Task brief: Return the records that follow unaltered. Omit every picture.

··· Recorded information

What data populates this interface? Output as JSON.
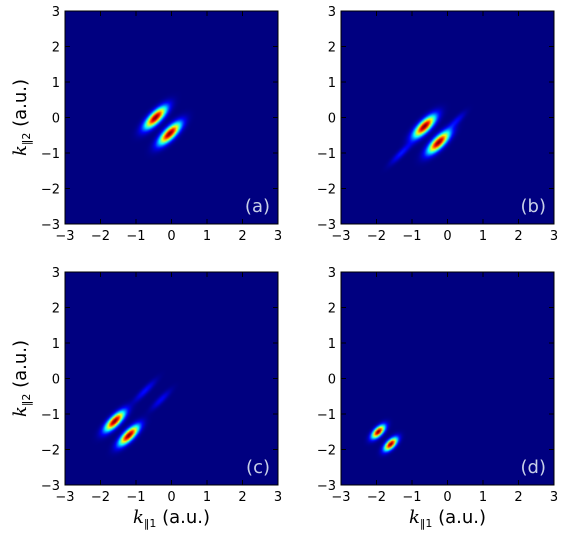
{
  "chart_data": [
    {
      "type": "heatmap",
      "panel_label": "(a)",
      "xlim": [
        -3,
        3
      ],
      "ylim": [
        -3,
        3
      ],
      "xticks": [
        "−3",
        "−2",
        "−1",
        "0",
        "1",
        "2",
        "3"
      ],
      "yticks": [
        "3",
        "2",
        "1",
        "0",
        "−1",
        "−2",
        "−3"
      ],
      "ylabel": {
        "var": "k",
        "sub": "‖2",
        "unit": " (a.u.)"
      },
      "xlabel": null,
      "colormap": "jet",
      "background": "#00007f",
      "blobs": [
        {
          "x": -0.45,
          "y": 0.0,
          "peak": 1.0,
          "length": 0.55,
          "width": 0.2,
          "angle_deg": 45
        },
        {
          "x": -0.05,
          "y": -0.45,
          "peak": 1.0,
          "length": 0.55,
          "width": 0.2,
          "angle_deg": 45
        }
      ]
    },
    {
      "type": "heatmap",
      "panel_label": "(b)",
      "xlim": [
        -3,
        3
      ],
      "ylim": [
        -3,
        3
      ],
      "xticks": [
        "−3",
        "−2",
        "−1",
        "0",
        "1",
        "2",
        "3"
      ],
      "yticks": [
        "3",
        "2",
        "1",
        "0",
        "−1",
        "−2",
        "−3"
      ],
      "ylabel": null,
      "xlabel": null,
      "colormap": "jet",
      "background": "#00007f",
      "blobs": [
        {
          "x": -0.65,
          "y": -0.25,
          "peak": 1.0,
          "length": 0.55,
          "width": 0.2,
          "angle_deg": 45
        },
        {
          "x": -0.25,
          "y": -0.7,
          "peak": 1.0,
          "length": 0.55,
          "width": 0.2,
          "angle_deg": 45
        },
        {
          "x": -1.3,
          "y": -1.0,
          "peak": 0.15,
          "length": 0.55,
          "width": 0.12,
          "angle_deg": 45
        },
        {
          "x": 0.25,
          "y": -0.1,
          "peak": 0.12,
          "length": 0.45,
          "width": 0.12,
          "angle_deg": 45
        }
      ]
    },
    {
      "type": "heatmap",
      "panel_label": "(c)",
      "xlim": [
        -3,
        3
      ],
      "ylim": [
        -3,
        3
      ],
      "xticks": [
        "−3",
        "−2",
        "−1",
        "0",
        "1",
        "2",
        "3"
      ],
      "yticks": [
        "3",
        "2",
        "1",
        "0",
        "−1",
        "−2",
        "−3"
      ],
      "ylabel": {
        "var": "k",
        "sub": "‖2",
        "unit": " (a.u.)"
      },
      "xlabel": {
        "var": "k",
        "sub": "‖1",
        "unit": " (a.u.)"
      },
      "colormap": "jet",
      "background": "#00007f",
      "blobs": [
        {
          "x": -1.6,
          "y": -1.2,
          "peak": 1.0,
          "length": 0.5,
          "width": 0.18,
          "angle_deg": 45
        },
        {
          "x": -1.2,
          "y": -1.6,
          "peak": 1.0,
          "length": 0.5,
          "width": 0.18,
          "angle_deg": 45
        },
        {
          "x": -0.75,
          "y": -0.35,
          "peak": 0.14,
          "length": 0.55,
          "width": 0.12,
          "angle_deg": 45
        },
        {
          "x": -0.3,
          "y": -0.6,
          "peak": 0.12,
          "length": 0.5,
          "width": 0.12,
          "angle_deg": 45
        }
      ]
    },
    {
      "type": "heatmap",
      "panel_label": "(d)",
      "xlim": [
        -3,
        3
      ],
      "ylim": [
        -3,
        3
      ],
      "xticks": [
        "−3",
        "−2",
        "−1",
        "0",
        "1",
        "2",
        "3"
      ],
      "yticks": [
        "3",
        "2",
        "1",
        "0",
        "−1",
        "−2",
        "−3"
      ],
      "ylabel": null,
      "xlabel": {
        "var": "k",
        "sub": "‖1",
        "unit": " (a.u.)"
      },
      "colormap": "jet",
      "background": "#00007f",
      "blobs": [
        {
          "x": -1.95,
          "y": -1.5,
          "peak": 1.0,
          "length": 0.32,
          "width": 0.15,
          "angle_deg": 45
        },
        {
          "x": -1.6,
          "y": -1.85,
          "peak": 1.0,
          "length": 0.32,
          "width": 0.15,
          "angle_deg": 45
        }
      ]
    }
  ]
}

······

Answer in full:
What data populates this interface? Output as JSON.
{
  "chart_data": [
    {
      "type": "heatmap",
      "panel_label": "(a)",
      "xlim": [
        -3,
        3
      ],
      "ylim": [
        -3,
        3
      ],
      "xticks": [
        "−3",
        "−2",
        "−1",
        "0",
        "1",
        "2",
        "3"
      ],
      "yticks": [
        "3",
        "2",
        "1",
        "0",
        "−1",
        "−2",
        "−3"
      ],
      "ylabel": {
        "var": "k",
        "sub": "‖2",
        "unit": " (a.u.)"
      },
      "xlabel": null,
      "colormap": "jet",
      "background": "#00007f",
      "blobs": [
        {
          "x": -0.45,
          "y": 0.0,
          "peak": 1.0,
          "length": 0.55,
          "width": 0.2,
          "angle_deg": 45
        },
        {
          "x": -0.05,
          "y": -0.45,
          "peak": 1.0,
          "length": 0.55,
          "width": 0.2,
          "angle_deg": 45
        }
      ]
    },
    {
      "type": "heatmap",
      "panel_label": "(b)",
      "xlim": [
        -3,
        3
      ],
      "ylim": [
        -3,
        3
      ],
      "xticks": [
        "−3",
        "−2",
        "−1",
        "0",
        "1",
        "2",
        "3"
      ],
      "yticks": [
        "3",
        "2",
        "1",
        "0",
        "−1",
        "−2",
        "−3"
      ],
      "ylabel": null,
      "xlabel": null,
      "colormap": "jet",
      "background": "#00007f",
      "blobs": [
        {
          "x": -0.65,
          "y": -0.25,
          "peak": 1.0,
          "length": 0.55,
          "width": 0.2,
          "angle_deg": 45
        },
        {
          "x": -0.25,
          "y": -0.7,
          "peak": 1.0,
          "length": 0.55,
          "width": 0.2,
          "angle_deg": 45
        },
        {
          "x": -1.3,
          "y": -1.0,
          "peak": 0.15,
          "length": 0.55,
          "width": 0.12,
          "angle_deg": 45
        },
        {
          "x": 0.25,
          "y": -0.1,
          "peak": 0.12,
          "length": 0.45,
          "width": 0.12,
          "angle_deg": 45
        }
      ]
    },
    {
      "type": "heatmap",
      "panel_label": "(c)",
      "xlim": [
        -3,
        3
      ],
      "ylim": [
        -3,
        3
      ],
      "xticks": [
        "−3",
        "−2",
        "−1",
        "0",
        "1",
        "2",
        "3"
      ],
      "yticks": [
        "3",
        "2",
        "1",
        "0",
        "−1",
        "−2",
        "−3"
      ],
      "ylabel": {
        "var": "k",
        "sub": "‖2",
        "unit": " (a.u.)"
      },
      "xlabel": {
        "var": "k",
        "sub": "‖1",
        "unit": " (a.u.)"
      },
      "colormap": "jet",
      "background": "#00007f",
      "blobs": [
        {
          "x": -1.6,
          "y": -1.2,
          "peak": 1.0,
          "length": 0.5,
          "width": 0.18,
          "angle_deg": 45
        },
        {
          "x": -1.2,
          "y": -1.6,
          "peak": 1.0,
          "length": 0.5,
          "width": 0.18,
          "angle_deg": 45
        },
        {
          "x": -0.75,
          "y": -0.35,
          "peak": 0.14,
          "length": 0.55,
          "width": 0.12,
          "angle_deg": 45
        },
        {
          "x": -0.3,
          "y": -0.6,
          "peak": 0.12,
          "length": 0.5,
          "width": 0.12,
          "angle_deg": 45
        }
      ]
    },
    {
      "type": "heatmap",
      "panel_label": "(d)",
      "xlim": [
        -3,
        3
      ],
      "ylim": [
        -3,
        3
      ],
      "xticks": [
        "−3",
        "−2",
        "−1",
        "0",
        "1",
        "2",
        "3"
      ],
      "yticks": [
        "3",
        "2",
        "1",
        "0",
        "−1",
        "−2",
        "−3"
      ],
      "ylabel": null,
      "xlabel": {
        "var": "k",
        "sub": "‖1",
        "unit": " (a.u.)"
      },
      "colormap": "jet",
      "background": "#00007f",
      "blobs": [
        {
          "x": -1.95,
          "y": -1.5,
          "peak": 1.0,
          "length": 0.32,
          "width": 0.15,
          "angle_deg": 45
        },
        {
          "x": -1.6,
          "y": -1.85,
          "peak": 1.0,
          "length": 0.32,
          "width": 0.15,
          "angle_deg": 45
        }
      ]
    }
  ]
}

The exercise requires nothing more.